> STATED TASK
Gather from the material every line that contains the string "screenshot".

○ ○ ○ ○ ○ ○ ○

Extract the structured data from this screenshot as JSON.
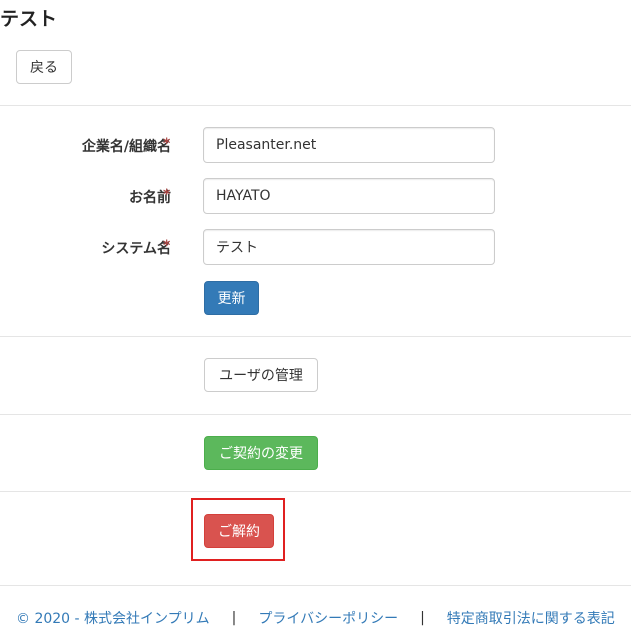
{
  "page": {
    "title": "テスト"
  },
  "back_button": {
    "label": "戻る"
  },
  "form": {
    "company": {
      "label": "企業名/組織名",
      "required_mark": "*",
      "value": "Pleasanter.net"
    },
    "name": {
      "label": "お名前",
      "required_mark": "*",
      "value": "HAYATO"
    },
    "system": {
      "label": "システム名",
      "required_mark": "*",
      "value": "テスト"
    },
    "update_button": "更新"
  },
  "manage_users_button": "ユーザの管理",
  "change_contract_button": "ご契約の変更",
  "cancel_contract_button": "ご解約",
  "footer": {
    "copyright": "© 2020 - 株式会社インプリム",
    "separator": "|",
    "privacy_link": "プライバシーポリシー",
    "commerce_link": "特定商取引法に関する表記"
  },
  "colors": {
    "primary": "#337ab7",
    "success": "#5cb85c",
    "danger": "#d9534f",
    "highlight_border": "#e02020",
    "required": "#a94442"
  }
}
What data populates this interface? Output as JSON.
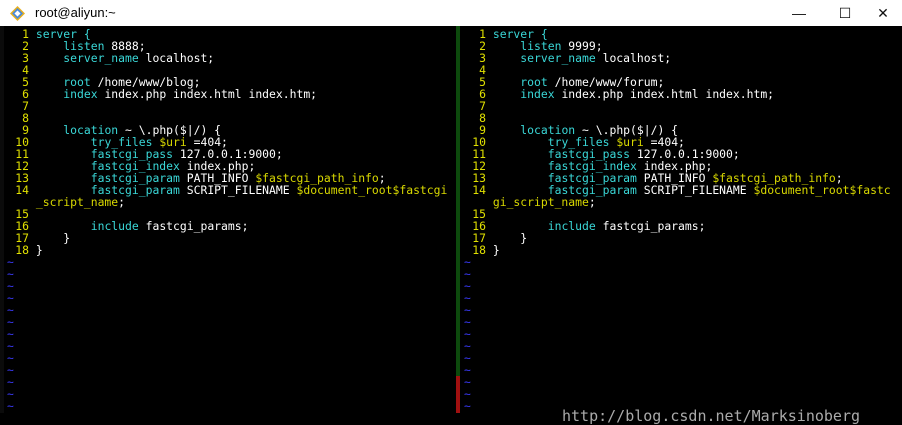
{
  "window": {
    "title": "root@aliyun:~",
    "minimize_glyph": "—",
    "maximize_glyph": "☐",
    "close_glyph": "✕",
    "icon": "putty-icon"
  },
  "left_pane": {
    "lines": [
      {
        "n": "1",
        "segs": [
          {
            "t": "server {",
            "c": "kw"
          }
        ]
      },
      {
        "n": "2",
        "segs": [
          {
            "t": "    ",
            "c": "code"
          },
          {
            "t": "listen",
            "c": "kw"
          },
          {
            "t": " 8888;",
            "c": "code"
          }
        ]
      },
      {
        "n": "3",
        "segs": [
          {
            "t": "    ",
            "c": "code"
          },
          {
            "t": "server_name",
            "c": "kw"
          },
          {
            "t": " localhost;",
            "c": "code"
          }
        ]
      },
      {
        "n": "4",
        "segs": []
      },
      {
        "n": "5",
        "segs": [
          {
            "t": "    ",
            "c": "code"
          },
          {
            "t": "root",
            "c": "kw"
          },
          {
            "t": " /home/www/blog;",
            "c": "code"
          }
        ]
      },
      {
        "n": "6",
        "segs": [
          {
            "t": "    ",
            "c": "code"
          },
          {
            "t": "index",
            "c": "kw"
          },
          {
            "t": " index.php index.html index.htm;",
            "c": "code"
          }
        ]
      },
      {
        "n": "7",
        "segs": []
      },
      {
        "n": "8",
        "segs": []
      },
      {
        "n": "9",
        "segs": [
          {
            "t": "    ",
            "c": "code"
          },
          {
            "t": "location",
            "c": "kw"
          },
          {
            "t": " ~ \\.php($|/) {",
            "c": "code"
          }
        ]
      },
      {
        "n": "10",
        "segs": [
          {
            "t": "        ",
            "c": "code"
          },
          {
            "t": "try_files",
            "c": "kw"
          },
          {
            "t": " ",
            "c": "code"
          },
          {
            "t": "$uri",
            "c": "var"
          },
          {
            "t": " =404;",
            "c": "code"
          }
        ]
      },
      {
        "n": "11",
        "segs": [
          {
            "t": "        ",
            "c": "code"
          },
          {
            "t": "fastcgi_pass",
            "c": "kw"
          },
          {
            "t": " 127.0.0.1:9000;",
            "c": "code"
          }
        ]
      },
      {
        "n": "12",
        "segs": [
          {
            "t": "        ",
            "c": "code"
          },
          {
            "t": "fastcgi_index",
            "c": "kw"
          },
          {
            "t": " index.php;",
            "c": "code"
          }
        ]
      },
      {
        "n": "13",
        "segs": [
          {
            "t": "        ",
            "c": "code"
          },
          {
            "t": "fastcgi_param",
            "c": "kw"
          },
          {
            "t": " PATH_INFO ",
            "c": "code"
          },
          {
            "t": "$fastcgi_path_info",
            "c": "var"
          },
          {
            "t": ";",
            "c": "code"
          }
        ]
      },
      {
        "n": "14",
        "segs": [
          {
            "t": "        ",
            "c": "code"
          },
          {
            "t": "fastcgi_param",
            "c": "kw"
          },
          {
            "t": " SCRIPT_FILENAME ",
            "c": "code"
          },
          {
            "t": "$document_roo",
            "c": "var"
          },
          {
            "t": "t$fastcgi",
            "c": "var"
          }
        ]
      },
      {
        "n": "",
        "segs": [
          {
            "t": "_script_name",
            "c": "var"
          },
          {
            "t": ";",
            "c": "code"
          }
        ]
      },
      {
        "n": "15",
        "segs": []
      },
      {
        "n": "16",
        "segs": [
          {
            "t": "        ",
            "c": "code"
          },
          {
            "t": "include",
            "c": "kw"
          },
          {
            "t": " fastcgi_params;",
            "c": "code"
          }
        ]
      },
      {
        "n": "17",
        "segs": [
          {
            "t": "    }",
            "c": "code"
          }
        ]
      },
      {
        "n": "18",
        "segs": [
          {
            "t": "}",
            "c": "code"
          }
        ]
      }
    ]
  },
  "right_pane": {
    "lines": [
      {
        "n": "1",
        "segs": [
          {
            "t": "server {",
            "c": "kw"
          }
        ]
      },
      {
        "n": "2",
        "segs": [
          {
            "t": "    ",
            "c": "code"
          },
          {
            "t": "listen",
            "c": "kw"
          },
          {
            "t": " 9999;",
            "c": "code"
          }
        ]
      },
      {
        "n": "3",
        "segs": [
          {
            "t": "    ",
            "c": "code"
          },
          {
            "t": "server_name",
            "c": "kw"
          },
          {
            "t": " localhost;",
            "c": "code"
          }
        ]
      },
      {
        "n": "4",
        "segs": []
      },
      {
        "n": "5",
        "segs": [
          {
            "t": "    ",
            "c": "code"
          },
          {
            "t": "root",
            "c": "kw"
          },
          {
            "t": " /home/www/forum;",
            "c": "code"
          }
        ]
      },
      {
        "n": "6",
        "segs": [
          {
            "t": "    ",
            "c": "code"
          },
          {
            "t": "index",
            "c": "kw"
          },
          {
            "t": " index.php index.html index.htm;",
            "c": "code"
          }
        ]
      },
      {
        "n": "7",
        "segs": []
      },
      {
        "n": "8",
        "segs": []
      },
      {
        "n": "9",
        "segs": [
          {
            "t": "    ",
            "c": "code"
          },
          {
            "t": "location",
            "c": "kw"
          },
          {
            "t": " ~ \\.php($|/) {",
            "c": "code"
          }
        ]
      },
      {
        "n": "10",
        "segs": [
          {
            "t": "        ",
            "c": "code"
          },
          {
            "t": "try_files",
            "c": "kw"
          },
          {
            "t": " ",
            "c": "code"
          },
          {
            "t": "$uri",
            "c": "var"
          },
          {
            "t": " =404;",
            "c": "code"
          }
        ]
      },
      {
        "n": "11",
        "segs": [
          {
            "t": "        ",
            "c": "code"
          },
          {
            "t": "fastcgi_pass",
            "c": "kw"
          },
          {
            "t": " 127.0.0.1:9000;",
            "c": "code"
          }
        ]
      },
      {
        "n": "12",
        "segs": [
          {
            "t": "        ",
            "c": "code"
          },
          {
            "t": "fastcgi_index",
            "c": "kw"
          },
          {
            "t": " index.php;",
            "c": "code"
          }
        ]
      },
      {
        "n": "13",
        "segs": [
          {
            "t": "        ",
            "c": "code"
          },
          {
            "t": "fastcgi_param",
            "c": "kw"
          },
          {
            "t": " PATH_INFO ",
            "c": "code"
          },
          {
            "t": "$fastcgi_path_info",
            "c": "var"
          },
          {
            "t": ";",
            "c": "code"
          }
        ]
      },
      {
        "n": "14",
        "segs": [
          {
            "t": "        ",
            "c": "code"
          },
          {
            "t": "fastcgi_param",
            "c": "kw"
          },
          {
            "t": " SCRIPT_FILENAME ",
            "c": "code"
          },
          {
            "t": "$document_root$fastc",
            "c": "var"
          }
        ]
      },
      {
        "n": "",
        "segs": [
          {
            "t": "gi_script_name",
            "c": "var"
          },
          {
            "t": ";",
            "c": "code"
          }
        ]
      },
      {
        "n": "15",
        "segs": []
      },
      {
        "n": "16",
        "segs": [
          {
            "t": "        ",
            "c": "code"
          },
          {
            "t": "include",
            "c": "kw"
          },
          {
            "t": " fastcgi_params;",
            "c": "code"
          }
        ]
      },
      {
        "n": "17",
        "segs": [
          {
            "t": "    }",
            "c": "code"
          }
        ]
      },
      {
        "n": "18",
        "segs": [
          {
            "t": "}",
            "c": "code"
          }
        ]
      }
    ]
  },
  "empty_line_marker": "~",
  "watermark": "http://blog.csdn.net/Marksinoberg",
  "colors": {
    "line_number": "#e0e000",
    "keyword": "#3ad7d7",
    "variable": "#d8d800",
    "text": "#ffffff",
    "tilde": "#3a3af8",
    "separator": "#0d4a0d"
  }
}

○ ○ ○ ○ ○ ○ ○

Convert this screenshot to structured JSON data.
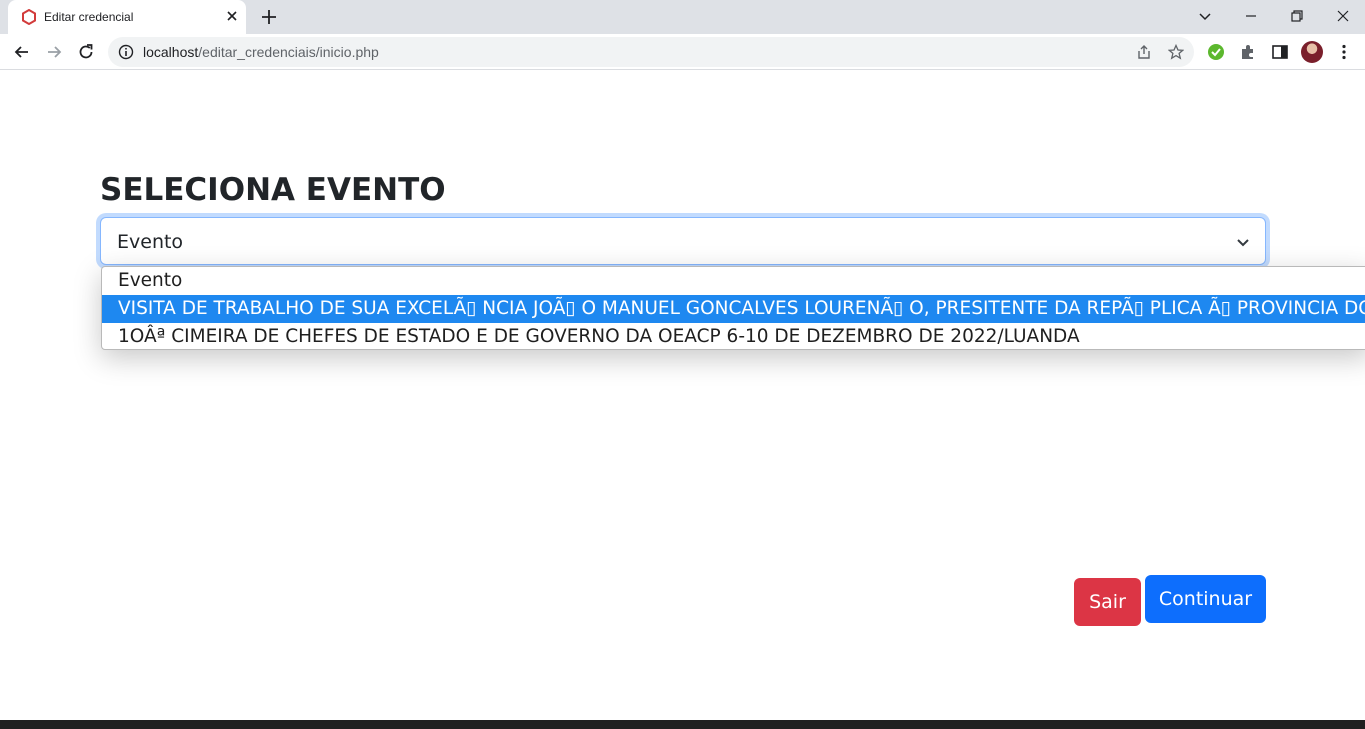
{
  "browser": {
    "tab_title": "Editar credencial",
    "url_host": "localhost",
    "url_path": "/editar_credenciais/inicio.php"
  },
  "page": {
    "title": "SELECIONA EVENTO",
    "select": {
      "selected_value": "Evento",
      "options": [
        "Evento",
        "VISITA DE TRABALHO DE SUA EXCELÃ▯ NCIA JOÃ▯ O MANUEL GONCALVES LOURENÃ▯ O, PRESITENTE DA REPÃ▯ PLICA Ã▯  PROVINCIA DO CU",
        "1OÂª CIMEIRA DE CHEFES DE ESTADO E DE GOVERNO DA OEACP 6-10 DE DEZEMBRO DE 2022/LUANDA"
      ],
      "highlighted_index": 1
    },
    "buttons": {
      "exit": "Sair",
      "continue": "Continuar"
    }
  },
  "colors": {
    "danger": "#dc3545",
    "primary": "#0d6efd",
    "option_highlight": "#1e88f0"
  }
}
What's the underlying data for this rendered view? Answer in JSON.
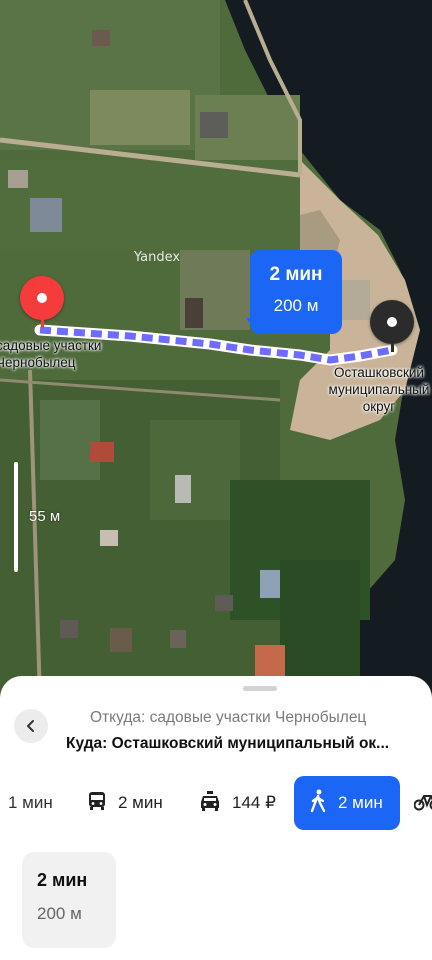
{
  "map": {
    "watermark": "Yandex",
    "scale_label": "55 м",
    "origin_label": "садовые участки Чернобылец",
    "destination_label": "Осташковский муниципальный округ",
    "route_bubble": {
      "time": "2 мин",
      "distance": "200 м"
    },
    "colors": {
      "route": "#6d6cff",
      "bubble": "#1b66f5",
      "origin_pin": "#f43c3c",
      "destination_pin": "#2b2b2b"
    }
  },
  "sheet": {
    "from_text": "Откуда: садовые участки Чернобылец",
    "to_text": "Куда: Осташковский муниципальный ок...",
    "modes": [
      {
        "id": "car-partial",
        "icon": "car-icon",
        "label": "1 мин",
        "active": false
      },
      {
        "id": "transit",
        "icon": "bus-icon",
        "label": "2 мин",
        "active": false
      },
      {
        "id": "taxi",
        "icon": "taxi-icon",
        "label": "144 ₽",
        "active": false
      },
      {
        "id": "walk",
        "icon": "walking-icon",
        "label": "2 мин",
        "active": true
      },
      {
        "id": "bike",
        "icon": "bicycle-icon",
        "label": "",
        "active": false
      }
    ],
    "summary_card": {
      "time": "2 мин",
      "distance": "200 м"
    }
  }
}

○ ○ ○ ○ ○ ○ ○

> FINISHED TASK
Extract the structured data from this screenshot as JSON.
Convert this screenshot to structured JSON data.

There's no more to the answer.